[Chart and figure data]

○ ○ ○

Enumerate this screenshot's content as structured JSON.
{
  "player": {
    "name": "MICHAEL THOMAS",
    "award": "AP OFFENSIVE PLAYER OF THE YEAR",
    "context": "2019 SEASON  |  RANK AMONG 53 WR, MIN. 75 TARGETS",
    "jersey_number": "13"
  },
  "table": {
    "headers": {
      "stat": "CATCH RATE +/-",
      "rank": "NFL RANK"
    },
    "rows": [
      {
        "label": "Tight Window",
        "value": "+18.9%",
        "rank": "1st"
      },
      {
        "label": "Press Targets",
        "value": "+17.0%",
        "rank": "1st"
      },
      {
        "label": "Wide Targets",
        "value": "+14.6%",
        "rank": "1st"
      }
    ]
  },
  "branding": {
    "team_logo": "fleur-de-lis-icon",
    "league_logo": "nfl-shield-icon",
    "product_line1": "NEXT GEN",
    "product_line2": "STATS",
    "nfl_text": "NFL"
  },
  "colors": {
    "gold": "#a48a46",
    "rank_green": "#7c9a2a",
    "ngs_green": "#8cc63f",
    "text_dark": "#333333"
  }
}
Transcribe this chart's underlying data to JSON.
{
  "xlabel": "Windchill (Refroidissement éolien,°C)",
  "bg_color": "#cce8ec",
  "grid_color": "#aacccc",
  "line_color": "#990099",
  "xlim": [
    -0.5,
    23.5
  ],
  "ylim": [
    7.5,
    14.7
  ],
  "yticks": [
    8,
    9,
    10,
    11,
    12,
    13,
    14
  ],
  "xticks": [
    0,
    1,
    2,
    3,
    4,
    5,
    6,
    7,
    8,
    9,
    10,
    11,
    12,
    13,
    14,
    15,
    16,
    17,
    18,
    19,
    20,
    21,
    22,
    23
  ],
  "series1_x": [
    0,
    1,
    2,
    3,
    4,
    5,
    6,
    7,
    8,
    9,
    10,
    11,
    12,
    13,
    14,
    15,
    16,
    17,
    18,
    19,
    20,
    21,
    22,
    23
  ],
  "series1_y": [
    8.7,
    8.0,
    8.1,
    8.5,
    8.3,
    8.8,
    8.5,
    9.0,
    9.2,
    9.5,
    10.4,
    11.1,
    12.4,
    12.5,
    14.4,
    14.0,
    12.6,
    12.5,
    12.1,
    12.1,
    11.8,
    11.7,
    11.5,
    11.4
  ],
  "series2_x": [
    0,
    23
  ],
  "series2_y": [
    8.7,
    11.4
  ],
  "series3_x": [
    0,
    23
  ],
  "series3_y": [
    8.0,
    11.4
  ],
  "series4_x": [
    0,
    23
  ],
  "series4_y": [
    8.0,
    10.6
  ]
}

○ ○ ○

To do: Collect each line of the entries that has the word "this", copying it in full.

Final result:
Enumerate this screenshot's content as structured JSON.
Transcribe this chart's underlying data to JSON.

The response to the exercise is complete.